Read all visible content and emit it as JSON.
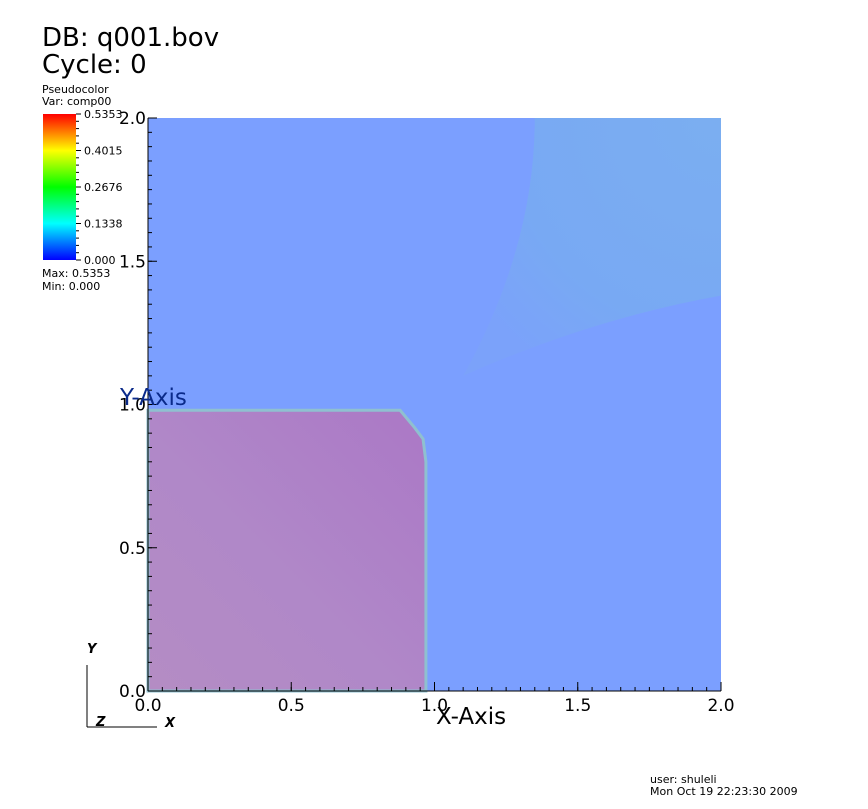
{
  "header": {
    "db_label": "DB: q001.bov",
    "cycle_label": "Cycle: 0"
  },
  "legend": {
    "plot_type": "Pseudocolor",
    "var_label": "Var: comp00",
    "tick_labels": [
      "0.5353",
      "0.4015",
      "0.2676",
      "0.1338",
      "0.000"
    ],
    "tick_values": [
      0.5353,
      0.4015,
      0.2676,
      0.1338,
      0.0
    ],
    "max_label": "Max: 0.5353",
    "min_label": "Min: 0.000",
    "colormap": [
      "#0000ff",
      "#00ffff",
      "#00ff00",
      "#ffff00",
      "#ff0000"
    ]
  },
  "chart_data": {
    "type": "heatmap",
    "xlabel": "X-Axis",
    "ylabel": "Y-Axis",
    "xlim": [
      0.0,
      2.0
    ],
    "ylim": [
      0.0,
      2.0
    ],
    "x_ticks": [
      0.0,
      0.5,
      1.0,
      1.5,
      2.0
    ],
    "y_ticks": [
      0.0,
      0.5,
      1.0,
      1.5,
      2.0
    ],
    "x_tick_labels": [
      "0.0",
      "0.5",
      "1.0",
      "1.5",
      "2.0"
    ],
    "y_tick_labels": [
      "0.0",
      "0.5",
      "1.0",
      "1.5",
      "2.0"
    ],
    "background_color": "#7b9fff",
    "regions": [
      {
        "shape": "rounded-square",
        "x": [
          0.0,
          0.97
        ],
        "y": [
          0.0,
          0.98
        ],
        "value_range": [
          0.48,
          0.535
        ],
        "color": "#b084c6"
      },
      {
        "shape": "wedge",
        "x": [
          1.1,
          2.0
        ],
        "y": [
          1.1,
          2.0
        ],
        "value_range": [
          0.14,
          0.17
        ],
        "color": "#78aef0"
      }
    ],
    "triad": {
      "y_label": "Y",
      "z_label": "Z",
      "x_label": "X"
    }
  },
  "footer": {
    "user_label": "user: shuleli",
    "date_label": "Mon Oct 19 22:23:30 2009"
  }
}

**Task to complete**
The records above need to be restated word for word, with the pictures left out.

**Worked answer**
Read all visible content and emit it as JSON.
{
  "header": {
    "db_label": "DB: q001.bov",
    "cycle_label": "Cycle: 0"
  },
  "legend": {
    "plot_type": "Pseudocolor",
    "var_label": "Var: comp00",
    "tick_labels": [
      "0.5353",
      "0.4015",
      "0.2676",
      "0.1338",
      "0.000"
    ],
    "tick_values": [
      0.5353,
      0.4015,
      0.2676,
      0.1338,
      0.0
    ],
    "max_label": "Max: 0.5353",
    "min_label": "Min: 0.000",
    "colormap": [
      "#0000ff",
      "#00ffff",
      "#00ff00",
      "#ffff00",
      "#ff0000"
    ]
  },
  "chart_data": {
    "type": "heatmap",
    "xlabel": "X-Axis",
    "ylabel": "Y-Axis",
    "xlim": [
      0.0,
      2.0
    ],
    "ylim": [
      0.0,
      2.0
    ],
    "x_ticks": [
      0.0,
      0.5,
      1.0,
      1.5,
      2.0
    ],
    "y_ticks": [
      0.0,
      0.5,
      1.0,
      1.5,
      2.0
    ],
    "x_tick_labels": [
      "0.0",
      "0.5",
      "1.0",
      "1.5",
      "2.0"
    ],
    "y_tick_labels": [
      "0.0",
      "0.5",
      "1.0",
      "1.5",
      "2.0"
    ],
    "background_color": "#7b9fff",
    "regions": [
      {
        "shape": "rounded-square",
        "x": [
          0.0,
          0.97
        ],
        "y": [
          0.0,
          0.98
        ],
        "value_range": [
          0.48,
          0.535
        ],
        "color": "#b084c6"
      },
      {
        "shape": "wedge",
        "x": [
          1.1,
          2.0
        ],
        "y": [
          1.1,
          2.0
        ],
        "value_range": [
          0.14,
          0.17
        ],
        "color": "#78aef0"
      }
    ],
    "triad": {
      "y_label": "Y",
      "z_label": "Z",
      "x_label": "X"
    }
  },
  "footer": {
    "user_label": "user: shuleli",
    "date_label": "Mon Oct 19 22:23:30 2009"
  }
}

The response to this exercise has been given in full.